:: Work to do ::
Repeat every entry in the listing below, exactly.

** start **

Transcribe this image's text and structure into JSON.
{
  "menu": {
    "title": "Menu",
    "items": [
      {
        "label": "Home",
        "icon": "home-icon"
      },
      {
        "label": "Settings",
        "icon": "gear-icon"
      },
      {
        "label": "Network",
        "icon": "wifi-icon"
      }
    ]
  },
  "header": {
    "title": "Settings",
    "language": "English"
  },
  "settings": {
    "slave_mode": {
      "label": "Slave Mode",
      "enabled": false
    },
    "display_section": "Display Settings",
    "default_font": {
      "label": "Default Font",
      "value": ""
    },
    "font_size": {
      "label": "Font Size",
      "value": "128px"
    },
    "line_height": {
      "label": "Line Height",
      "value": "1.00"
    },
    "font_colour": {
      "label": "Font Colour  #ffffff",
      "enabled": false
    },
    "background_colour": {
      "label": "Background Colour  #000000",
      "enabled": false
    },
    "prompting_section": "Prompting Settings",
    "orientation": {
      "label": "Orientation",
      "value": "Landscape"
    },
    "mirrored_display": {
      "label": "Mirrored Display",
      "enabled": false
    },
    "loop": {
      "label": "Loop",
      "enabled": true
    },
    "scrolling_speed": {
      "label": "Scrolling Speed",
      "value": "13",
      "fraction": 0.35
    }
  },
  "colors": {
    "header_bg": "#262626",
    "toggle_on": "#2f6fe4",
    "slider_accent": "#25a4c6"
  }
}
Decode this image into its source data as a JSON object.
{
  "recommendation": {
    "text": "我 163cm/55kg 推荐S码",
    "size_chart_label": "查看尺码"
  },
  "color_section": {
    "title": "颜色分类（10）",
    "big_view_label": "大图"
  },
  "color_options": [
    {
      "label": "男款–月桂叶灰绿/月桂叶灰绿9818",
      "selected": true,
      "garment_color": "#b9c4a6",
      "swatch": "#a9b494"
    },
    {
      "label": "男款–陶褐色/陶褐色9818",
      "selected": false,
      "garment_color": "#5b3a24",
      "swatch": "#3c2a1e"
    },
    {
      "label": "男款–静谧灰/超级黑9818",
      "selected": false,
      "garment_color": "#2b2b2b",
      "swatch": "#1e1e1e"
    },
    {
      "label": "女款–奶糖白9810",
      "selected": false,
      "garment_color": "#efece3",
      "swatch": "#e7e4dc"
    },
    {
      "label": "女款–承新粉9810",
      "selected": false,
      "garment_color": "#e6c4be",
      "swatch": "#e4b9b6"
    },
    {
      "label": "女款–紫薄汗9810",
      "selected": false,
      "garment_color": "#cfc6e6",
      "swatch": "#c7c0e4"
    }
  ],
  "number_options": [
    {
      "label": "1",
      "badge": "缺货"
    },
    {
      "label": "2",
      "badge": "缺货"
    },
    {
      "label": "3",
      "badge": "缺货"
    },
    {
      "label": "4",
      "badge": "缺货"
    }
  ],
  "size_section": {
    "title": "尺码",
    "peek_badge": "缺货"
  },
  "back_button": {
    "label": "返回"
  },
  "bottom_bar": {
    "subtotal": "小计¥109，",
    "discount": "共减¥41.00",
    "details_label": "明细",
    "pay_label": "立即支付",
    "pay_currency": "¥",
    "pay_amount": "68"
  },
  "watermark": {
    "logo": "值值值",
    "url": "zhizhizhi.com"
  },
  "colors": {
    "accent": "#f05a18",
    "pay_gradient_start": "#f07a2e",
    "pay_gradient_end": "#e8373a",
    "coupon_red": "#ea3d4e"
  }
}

** end **

:: Completed task ::
Transcribe this image's text and structure into JSON.
{
  "menu": {
    "title": "Menu",
    "items": [
      {
        "label": "Home",
        "icon": "home-icon"
      },
      {
        "label": "Settings",
        "icon": "gear-icon"
      },
      {
        "label": "Network",
        "icon": "wifi-icon"
      }
    ]
  },
  "header": {
    "title": "Settings",
    "language": "English"
  },
  "settings": {
    "slave_mode": {
      "label": "Slave Mode",
      "enabled": false
    },
    "display_section": "Display Settings",
    "default_font": {
      "label": "Default Font",
      "value": ""
    },
    "font_size": {
      "label": "Font Size",
      "value": "128px"
    },
    "line_height": {
      "label": "Line Height",
      "value": "1.00"
    },
    "font_colour": {
      "label": "Font Colour  #ffffff",
      "enabled": false
    },
    "background_colour": {
      "label": "Background Colour  #000000",
      "enabled": false
    },
    "prompting_section": "Prompting Settings",
    "orientation": {
      "label": "Orientation",
      "value": "Landscape"
    },
    "mirrored_display": {
      "label": "Mirrored Display",
      "enabled": false
    },
    "loop": {
      "label": "Loop",
      "enabled": true
    },
    "scrolling_speed": {
      "label": "Scrolling Speed",
      "value": "13",
      "fraction": 0.35
    }
  },
  "colors": {
    "header_bg": "#262626",
    "toggle_on": "#2f6fe4",
    "slider_accent": "#25a4c6"
  }
}
Decode this image into its source data as a JSON object.
{
  "recommendation": {
    "text": "我 163cm/55kg 推荐S码",
    "size_chart_label": "查看尺码"
  },
  "color_section": {
    "title": "颜色分类（10）",
    "big_view_label": "大图"
  },
  "color_options": [
    {
      "label": "男款–月桂叶灰绿/月桂叶灰绿9818",
      "selected": true,
      "garment_color": "#b9c4a6",
      "swatch": "#a9b494"
    },
    {
      "label": "男款–陶褐色/陶褐色9818",
      "selected": false,
      "garment_color": "#5b3a24",
      "swatch": "#3c2a1e"
    },
    {
      "label": "男款–静谧灰/超级黑9818",
      "selected": false,
      "garment_color": "#2b2b2b",
      "swatch": "#1e1e1e"
    },
    {
      "label": "女款–奶糖白9810",
      "selected": false,
      "garment_color": "#efece3",
      "swatch": "#e7e4dc"
    },
    {
      "label": "女款–承新粉9810",
      "selected": false,
      "garment_color": "#e6c4be",
      "swatch": "#e4b9b6"
    },
    {
      "label": "女款–紫薄汗9810",
      "selected": false,
      "garment_color": "#cfc6e6",
      "swatch": "#c7c0e4"
    }
  ],
  "number_options": [
    {
      "label": "1",
      "badge": "缺货"
    },
    {
      "label": "2",
      "badge": "缺货"
    },
    {
      "label": "3",
      "badge": "缺货"
    },
    {
      "label": "4",
      "badge": "缺货"
    }
  ],
  "size_section": {
    "title": "尺码",
    "peek_badge": "缺货"
  },
  "back_button": {
    "label": "返回"
  },
  "bottom_bar": {
    "subtotal": "小计¥109，",
    "discount": "共减¥41.00",
    "details_label": "明细",
    "pay_label": "立即支付",
    "pay_currency": "¥",
    "pay_amount": "68"
  },
  "watermark": {
    "logo": "值值值",
    "url": "zhizhizhi.com"
  },
  "colors": {
    "accent": "#f05a18",
    "pay_gradient_start": "#f07a2e",
    "pay_gradient_end": "#e8373a",
    "coupon_red": "#ea3d4e"
  }
}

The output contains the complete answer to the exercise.